* **What this task involves**
Will you return, unchanged, the items from their first line up to and including the line with "desktop-icon[interactable]: ↗ Malwarebytes"?

Records from a collection:
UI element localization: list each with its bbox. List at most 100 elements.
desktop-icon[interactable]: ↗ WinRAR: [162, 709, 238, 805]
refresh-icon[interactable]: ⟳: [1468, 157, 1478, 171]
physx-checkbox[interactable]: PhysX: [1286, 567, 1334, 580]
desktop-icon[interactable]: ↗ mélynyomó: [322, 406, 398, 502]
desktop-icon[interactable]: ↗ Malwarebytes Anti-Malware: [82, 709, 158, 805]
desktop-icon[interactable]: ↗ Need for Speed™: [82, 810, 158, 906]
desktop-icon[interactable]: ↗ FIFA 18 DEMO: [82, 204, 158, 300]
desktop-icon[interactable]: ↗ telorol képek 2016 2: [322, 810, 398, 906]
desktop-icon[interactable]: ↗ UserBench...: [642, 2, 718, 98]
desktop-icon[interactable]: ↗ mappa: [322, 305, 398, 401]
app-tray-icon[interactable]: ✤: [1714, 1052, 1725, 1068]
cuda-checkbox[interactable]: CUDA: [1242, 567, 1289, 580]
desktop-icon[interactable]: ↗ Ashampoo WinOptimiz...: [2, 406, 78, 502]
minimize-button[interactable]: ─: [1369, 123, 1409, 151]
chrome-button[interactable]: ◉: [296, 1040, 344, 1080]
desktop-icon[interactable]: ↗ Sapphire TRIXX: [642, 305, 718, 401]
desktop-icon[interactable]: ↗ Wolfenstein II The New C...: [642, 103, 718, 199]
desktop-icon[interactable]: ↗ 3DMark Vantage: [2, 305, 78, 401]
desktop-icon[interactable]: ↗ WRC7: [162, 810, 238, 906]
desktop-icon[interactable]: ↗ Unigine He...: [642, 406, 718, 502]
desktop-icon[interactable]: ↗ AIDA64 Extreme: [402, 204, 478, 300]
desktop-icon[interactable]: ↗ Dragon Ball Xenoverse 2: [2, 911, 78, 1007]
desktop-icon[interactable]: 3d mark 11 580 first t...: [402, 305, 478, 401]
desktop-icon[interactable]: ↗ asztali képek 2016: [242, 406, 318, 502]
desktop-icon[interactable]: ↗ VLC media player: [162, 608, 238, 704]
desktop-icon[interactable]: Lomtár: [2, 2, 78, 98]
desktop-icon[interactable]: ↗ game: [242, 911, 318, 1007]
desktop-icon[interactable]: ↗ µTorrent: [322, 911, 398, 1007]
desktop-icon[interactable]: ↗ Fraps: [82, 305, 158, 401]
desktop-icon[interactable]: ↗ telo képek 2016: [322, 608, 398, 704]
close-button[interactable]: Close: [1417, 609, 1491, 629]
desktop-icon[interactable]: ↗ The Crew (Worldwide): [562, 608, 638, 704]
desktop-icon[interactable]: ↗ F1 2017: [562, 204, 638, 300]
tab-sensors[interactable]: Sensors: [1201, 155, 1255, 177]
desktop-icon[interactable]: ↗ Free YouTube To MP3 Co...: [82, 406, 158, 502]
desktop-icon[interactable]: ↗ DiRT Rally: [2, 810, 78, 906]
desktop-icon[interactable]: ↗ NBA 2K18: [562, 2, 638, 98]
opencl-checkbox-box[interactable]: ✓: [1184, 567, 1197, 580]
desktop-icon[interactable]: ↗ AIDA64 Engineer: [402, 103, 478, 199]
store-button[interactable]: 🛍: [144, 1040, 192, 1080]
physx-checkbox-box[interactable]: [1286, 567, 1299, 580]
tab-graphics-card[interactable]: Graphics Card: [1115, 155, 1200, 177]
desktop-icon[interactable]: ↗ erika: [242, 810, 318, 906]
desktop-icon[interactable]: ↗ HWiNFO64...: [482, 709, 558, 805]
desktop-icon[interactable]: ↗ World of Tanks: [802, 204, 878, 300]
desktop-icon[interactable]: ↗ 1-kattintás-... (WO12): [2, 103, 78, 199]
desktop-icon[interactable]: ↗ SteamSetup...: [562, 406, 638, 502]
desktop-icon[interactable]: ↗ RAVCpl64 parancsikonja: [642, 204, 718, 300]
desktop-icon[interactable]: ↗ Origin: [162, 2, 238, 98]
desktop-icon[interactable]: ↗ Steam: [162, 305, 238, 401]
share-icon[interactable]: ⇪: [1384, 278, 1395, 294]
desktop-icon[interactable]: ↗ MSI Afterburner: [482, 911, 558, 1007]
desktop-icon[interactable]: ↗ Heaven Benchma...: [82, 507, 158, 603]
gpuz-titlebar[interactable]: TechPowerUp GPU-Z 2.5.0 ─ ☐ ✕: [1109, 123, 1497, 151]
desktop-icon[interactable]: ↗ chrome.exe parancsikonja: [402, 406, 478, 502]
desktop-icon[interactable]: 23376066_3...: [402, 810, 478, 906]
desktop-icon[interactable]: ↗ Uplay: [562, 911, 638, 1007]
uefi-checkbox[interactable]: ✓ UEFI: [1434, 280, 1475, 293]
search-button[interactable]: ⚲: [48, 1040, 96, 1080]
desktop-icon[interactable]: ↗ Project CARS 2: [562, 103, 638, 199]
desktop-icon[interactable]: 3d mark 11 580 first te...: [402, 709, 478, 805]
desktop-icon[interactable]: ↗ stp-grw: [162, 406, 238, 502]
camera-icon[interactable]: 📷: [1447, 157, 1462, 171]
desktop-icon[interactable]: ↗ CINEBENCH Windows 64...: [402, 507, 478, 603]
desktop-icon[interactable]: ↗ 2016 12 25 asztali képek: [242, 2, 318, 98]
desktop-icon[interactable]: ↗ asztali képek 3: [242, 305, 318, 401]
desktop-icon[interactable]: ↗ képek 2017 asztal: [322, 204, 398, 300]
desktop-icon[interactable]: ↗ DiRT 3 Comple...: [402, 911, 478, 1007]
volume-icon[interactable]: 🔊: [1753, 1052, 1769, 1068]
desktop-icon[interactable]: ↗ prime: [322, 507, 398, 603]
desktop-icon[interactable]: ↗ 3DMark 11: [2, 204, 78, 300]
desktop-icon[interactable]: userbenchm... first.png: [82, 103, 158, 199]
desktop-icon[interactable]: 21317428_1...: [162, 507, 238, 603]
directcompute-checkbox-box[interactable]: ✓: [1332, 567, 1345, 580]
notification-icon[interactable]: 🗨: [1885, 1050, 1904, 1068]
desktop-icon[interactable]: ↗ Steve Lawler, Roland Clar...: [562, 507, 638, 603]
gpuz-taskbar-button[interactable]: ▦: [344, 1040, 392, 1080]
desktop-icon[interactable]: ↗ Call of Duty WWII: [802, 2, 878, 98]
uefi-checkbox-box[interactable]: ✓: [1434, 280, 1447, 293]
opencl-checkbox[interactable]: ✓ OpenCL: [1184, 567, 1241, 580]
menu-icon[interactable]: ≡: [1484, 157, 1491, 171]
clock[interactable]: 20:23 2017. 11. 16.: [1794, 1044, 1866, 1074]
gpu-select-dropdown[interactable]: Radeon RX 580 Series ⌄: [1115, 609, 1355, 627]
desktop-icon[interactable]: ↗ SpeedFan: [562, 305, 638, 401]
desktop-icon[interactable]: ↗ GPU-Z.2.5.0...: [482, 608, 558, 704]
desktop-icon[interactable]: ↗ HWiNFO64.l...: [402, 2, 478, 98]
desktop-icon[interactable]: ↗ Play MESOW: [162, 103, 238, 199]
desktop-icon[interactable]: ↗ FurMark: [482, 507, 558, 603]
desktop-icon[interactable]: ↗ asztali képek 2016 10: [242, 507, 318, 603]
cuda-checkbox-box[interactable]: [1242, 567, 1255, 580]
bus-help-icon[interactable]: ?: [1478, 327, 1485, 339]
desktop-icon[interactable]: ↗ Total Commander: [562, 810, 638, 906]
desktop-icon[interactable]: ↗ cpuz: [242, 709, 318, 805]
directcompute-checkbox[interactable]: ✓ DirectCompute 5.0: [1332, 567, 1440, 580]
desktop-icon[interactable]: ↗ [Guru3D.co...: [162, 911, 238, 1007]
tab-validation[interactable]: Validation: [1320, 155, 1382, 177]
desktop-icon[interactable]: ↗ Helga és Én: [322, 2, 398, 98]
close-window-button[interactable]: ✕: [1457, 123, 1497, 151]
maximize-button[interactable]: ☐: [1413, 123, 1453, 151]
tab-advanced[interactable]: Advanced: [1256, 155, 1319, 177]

* **The reply**
UI element localization: list each with its bbox. List at most 100 elements.
desktop-icon[interactable]: ↗ WinRAR: [162, 709, 238, 805]
refresh-icon[interactable]: ⟳: [1468, 157, 1478, 171]
physx-checkbox[interactable]: PhysX: [1286, 567, 1334, 580]
desktop-icon[interactable]: ↗ mélynyomó: [322, 406, 398, 502]
desktop-icon[interactable]: ↗ Malwarebytes Anti-Malware: [82, 709, 158, 805]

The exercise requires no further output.